- _TEXT SECTION_
════

RESTRICTED STOCK UNIT AWARD AGREEMENT FOR COMPANY EMPLOYEES UNDER THE CAMDEN NATIONAL CORPORATION
FOR COMPANY EMPLOYEES
UNDER THE CAMDEN NATIONAL CORPORATION
2022 EQUITY AND INCENTIVE PLAN
Name of Grantee: [GRANTEE NAME]
No. of Restricted Stock Units: [# UNITS]
Grant Date: [GRANT DATE]
Pursuant to the Camden National Corporation 2022 Equity and Incentive Plan (the “Plan”), Camden National Corporation (the “Company”) hereby grants an Award of the number of Restricted Stock Units listed above (an “Award”) to the grantee named above (“Grantee”). Each Restricted Stock Unit shall relate to one share of Stock of the Company. Capitalized terms in this Award Agreement shall have the meaning specified in the Plan, unless a different meaning is specified herein.
1.Acceptance of Award. The Grantee shall have no rights with respect to this Award unless the Grantee shall have accepted this Award by signing and delivering to the Company a copy of this Award Agreement.
2.Issuance of Stock.
(a)The Company shall issue to the Grantee the number of shares of Stock equal to the aggregate number of Restricted Stock Units that have vested pursuant to Section 3 or 4 of this Award Agreement as soon as practicable (but in no event later than two and one-half months after the end of the year in which the vesting date occurs), and the Grantee shall thereafter have all the rights of a shareholder of the Company with respect to such shares.

════

- _TASKS FOR THIS EXERCISE_
#1 List every term that the award agreement defines in quotation marks inside parentheses.
#2 In the award agreement, what is the latest time the Company may issue shares for vested Restricted Stock Units?
#3 Continue the award agreement after its last sentence.

Saved entries:
════

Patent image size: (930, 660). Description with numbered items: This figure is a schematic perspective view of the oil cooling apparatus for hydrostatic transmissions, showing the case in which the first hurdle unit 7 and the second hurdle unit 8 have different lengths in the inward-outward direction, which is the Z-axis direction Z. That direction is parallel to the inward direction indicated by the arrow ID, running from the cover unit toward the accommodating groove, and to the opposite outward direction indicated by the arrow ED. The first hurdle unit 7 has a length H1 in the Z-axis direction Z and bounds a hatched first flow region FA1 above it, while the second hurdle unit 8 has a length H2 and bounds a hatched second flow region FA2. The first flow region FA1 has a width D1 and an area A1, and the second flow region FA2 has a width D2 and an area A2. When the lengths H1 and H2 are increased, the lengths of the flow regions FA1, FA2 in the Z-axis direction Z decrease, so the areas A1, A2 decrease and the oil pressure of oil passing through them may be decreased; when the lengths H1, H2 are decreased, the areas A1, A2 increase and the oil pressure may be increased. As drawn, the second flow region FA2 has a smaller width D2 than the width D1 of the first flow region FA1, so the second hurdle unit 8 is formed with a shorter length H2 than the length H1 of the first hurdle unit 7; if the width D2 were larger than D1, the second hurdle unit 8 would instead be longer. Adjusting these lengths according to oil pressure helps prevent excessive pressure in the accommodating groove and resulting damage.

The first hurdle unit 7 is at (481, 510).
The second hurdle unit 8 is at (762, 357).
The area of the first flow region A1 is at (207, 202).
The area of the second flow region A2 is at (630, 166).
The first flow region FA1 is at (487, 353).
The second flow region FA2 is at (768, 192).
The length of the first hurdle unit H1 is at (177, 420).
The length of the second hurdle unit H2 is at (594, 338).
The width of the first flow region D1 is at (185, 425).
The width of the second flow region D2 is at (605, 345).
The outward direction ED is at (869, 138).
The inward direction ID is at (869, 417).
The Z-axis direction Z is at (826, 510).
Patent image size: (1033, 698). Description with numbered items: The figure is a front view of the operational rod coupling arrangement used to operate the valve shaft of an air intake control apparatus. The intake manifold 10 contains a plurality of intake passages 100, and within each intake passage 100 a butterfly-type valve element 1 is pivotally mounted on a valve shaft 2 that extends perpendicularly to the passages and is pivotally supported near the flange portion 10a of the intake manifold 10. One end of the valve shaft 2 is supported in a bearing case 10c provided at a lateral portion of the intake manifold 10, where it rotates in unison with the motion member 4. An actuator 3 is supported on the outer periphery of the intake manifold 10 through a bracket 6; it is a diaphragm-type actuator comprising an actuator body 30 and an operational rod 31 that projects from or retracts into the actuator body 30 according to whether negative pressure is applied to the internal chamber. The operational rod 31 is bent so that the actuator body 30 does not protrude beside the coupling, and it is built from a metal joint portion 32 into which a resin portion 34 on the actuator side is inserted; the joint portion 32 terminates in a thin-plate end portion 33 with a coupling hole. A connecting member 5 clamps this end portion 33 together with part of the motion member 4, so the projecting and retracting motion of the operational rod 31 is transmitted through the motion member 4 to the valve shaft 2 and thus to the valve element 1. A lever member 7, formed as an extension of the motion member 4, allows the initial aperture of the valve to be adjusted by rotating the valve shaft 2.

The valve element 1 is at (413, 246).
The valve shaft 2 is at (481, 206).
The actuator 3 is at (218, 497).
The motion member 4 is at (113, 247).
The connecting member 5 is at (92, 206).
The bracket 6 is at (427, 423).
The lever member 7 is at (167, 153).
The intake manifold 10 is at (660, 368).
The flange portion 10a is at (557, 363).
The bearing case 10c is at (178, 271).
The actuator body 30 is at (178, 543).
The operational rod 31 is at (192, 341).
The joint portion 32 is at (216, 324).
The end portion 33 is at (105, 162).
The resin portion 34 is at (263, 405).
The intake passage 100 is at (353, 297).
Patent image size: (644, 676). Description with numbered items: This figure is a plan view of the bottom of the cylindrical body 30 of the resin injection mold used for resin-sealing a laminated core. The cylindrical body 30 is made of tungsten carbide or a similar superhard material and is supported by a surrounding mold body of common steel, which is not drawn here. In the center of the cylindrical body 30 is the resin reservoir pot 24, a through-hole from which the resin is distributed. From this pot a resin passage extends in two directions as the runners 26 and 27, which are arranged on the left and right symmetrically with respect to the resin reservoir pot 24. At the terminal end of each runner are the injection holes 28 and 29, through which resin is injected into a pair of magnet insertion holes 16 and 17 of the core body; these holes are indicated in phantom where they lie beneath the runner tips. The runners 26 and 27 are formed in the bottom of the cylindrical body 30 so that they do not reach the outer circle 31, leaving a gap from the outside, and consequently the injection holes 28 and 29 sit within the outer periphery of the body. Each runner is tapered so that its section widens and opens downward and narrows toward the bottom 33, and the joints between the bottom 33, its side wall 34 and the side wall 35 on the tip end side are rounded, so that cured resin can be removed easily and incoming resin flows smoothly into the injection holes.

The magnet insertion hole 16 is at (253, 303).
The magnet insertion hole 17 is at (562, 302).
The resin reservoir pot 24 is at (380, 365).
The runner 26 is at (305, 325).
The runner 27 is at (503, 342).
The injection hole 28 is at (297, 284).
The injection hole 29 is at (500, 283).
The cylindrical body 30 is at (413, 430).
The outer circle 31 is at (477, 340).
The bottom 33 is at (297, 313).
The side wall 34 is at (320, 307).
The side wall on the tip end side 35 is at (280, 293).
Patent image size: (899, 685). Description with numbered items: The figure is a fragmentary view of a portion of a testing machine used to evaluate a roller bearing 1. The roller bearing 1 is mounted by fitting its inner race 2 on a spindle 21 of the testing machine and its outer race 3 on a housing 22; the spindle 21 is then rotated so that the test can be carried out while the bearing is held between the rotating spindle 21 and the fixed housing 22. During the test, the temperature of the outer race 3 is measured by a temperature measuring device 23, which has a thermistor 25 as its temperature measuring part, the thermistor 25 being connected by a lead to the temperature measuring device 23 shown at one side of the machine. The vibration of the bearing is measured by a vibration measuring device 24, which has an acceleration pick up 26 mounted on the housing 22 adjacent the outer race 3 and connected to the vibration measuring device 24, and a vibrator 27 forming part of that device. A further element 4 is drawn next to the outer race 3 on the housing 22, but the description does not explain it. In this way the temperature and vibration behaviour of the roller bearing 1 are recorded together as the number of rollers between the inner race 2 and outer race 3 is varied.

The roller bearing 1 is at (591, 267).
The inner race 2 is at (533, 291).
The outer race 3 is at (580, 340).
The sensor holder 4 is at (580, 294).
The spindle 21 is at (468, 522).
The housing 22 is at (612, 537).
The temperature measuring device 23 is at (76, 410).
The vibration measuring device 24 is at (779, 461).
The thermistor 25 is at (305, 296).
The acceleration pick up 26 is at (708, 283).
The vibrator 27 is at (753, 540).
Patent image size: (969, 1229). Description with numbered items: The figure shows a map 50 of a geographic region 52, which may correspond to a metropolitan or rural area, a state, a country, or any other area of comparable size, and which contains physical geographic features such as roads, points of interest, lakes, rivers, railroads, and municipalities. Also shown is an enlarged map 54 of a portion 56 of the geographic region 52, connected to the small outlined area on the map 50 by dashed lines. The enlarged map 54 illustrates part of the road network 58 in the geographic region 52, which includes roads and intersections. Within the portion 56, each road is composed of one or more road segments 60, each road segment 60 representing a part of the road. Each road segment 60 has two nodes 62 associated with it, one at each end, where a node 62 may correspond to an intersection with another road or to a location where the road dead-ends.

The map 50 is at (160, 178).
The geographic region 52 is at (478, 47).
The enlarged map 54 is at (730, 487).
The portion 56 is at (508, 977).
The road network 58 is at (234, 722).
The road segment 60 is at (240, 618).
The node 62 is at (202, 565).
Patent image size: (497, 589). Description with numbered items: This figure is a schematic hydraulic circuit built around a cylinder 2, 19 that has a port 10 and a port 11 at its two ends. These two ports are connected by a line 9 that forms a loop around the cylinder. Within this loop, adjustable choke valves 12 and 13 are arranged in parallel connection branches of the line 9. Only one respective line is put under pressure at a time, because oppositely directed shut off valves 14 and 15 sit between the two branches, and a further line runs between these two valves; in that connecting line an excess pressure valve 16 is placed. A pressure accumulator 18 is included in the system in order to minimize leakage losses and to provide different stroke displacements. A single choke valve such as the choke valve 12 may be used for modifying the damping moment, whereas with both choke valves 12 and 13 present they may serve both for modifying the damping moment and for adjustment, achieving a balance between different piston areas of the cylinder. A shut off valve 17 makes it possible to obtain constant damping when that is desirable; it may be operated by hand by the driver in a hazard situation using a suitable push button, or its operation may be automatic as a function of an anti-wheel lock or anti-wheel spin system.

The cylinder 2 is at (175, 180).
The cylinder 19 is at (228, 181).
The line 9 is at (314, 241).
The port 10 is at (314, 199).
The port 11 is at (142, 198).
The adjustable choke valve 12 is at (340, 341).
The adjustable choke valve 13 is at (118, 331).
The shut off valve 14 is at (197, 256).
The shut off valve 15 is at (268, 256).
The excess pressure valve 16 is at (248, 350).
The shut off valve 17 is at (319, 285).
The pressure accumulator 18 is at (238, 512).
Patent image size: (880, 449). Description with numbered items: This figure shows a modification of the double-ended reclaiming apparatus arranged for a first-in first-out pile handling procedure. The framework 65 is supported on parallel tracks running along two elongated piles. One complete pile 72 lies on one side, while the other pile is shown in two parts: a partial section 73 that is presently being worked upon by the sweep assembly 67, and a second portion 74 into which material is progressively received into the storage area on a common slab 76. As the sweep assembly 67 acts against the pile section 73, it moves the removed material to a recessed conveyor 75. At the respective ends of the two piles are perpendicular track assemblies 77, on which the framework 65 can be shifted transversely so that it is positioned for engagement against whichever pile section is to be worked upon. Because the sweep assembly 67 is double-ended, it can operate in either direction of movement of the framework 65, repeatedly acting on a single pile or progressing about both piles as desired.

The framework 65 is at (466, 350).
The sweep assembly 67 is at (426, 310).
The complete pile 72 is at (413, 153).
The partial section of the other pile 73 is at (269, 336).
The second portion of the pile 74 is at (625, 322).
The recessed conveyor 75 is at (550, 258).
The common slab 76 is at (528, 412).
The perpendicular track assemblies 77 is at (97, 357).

════

- _EXPECTED RESPONSES_
#1
Plan
Company
Award
Grantee

#2 No later than two and one-half months after the end of the year in which the vesting date occurs.

#3
(b)Grantee shall have only the rights of a general unsecured creditor of the Company until delivery of shares of Stock in respect of the Award.
3.Vesting of Restricted Stock Units. The Award shall vest on the Vesting Date or Dates specified in the following schedule, so long as the Grantee remains an employee of the Company or a Subsidiary through such date, except as provided in Section 4(b). If a series of Vesting Dates is specified, then the Award shall vest only with respect to the incremental number of Restricted Stock Units specified as vested on such date. If such date is not a trading date, the Vesting Date shall be the trading date immediately prior to such date.
Incremental Number (Cumulative Number) of Restricted Stock Units Vested | Vesting Date | ||||
[●] | [DATE] | ||||
[●] | [DATE] | ||||
[●] | [DATE] | ||||
[●] | [DATE] | ||||
[●] | [DATE] |
4.Effect of Termination of Service.
(a)Any unvested portion of the Award will be forfeited upon any termination of the Grantee’s Service, including death or disability, and neither the Grantee nor any of his or her successors, heirs, assigns, or personal representatives will thereafter have any further rights or interests in such unvested Restricted Stock Units, except as provided in Section 4(b).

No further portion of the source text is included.